Written task: Lines containing the string "JSON" are to be counted; report the total by itself.

Dataset records:
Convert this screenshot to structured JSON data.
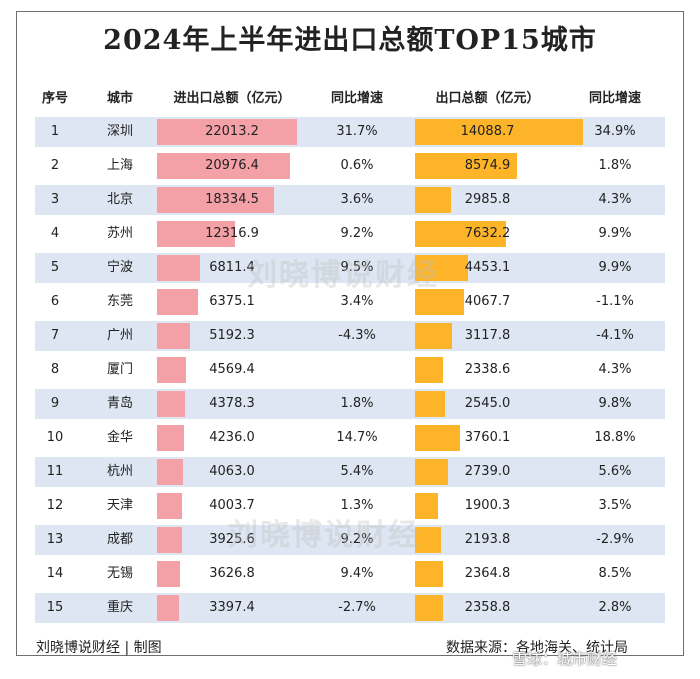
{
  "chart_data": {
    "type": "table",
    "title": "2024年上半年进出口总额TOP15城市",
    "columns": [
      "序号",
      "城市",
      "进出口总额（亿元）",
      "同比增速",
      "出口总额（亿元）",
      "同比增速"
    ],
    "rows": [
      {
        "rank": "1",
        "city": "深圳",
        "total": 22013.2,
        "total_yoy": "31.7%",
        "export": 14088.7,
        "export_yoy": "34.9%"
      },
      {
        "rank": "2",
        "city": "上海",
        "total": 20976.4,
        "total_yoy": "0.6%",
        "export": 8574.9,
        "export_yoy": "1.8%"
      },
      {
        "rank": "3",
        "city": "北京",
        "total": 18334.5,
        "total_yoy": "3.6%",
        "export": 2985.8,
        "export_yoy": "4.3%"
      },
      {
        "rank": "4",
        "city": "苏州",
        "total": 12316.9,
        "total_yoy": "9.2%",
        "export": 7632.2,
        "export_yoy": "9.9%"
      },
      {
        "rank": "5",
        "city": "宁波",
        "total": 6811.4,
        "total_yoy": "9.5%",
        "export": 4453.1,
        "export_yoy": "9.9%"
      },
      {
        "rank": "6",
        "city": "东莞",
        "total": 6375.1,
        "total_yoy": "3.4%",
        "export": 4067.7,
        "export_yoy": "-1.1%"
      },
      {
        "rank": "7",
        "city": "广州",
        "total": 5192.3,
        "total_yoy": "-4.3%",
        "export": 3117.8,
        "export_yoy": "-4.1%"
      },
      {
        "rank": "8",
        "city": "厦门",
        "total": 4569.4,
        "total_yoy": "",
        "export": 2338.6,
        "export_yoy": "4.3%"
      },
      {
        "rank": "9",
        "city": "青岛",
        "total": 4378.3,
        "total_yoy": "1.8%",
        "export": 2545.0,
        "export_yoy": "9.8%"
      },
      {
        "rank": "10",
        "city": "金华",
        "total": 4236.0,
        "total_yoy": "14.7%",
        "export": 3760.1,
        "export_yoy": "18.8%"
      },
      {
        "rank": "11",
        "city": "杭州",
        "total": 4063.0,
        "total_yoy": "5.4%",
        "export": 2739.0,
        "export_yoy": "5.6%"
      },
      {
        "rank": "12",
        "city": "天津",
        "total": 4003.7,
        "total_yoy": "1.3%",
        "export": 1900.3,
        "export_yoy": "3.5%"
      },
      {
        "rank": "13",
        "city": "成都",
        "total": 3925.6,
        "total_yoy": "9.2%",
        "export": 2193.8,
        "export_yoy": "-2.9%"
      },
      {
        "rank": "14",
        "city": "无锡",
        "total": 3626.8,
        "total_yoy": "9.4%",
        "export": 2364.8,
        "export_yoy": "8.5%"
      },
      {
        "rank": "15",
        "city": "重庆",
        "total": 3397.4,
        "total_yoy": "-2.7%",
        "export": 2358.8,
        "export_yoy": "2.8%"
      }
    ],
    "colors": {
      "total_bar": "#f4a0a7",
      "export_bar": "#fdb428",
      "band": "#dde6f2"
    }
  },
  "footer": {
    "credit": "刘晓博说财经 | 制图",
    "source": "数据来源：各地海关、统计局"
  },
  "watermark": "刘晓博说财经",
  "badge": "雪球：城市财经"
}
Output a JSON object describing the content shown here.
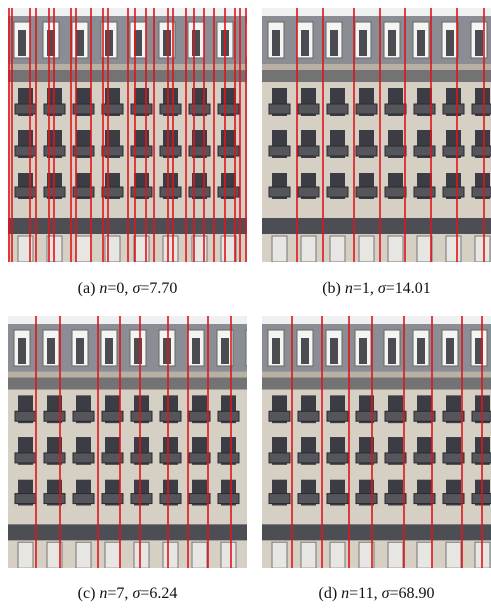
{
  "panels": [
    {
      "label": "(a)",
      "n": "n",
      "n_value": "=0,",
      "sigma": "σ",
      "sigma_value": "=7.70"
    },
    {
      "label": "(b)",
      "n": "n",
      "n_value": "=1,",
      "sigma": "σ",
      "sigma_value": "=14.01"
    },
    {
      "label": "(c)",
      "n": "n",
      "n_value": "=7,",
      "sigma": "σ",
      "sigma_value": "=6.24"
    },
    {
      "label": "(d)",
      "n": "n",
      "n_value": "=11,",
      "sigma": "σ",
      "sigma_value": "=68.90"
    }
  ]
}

Completed exercise: 2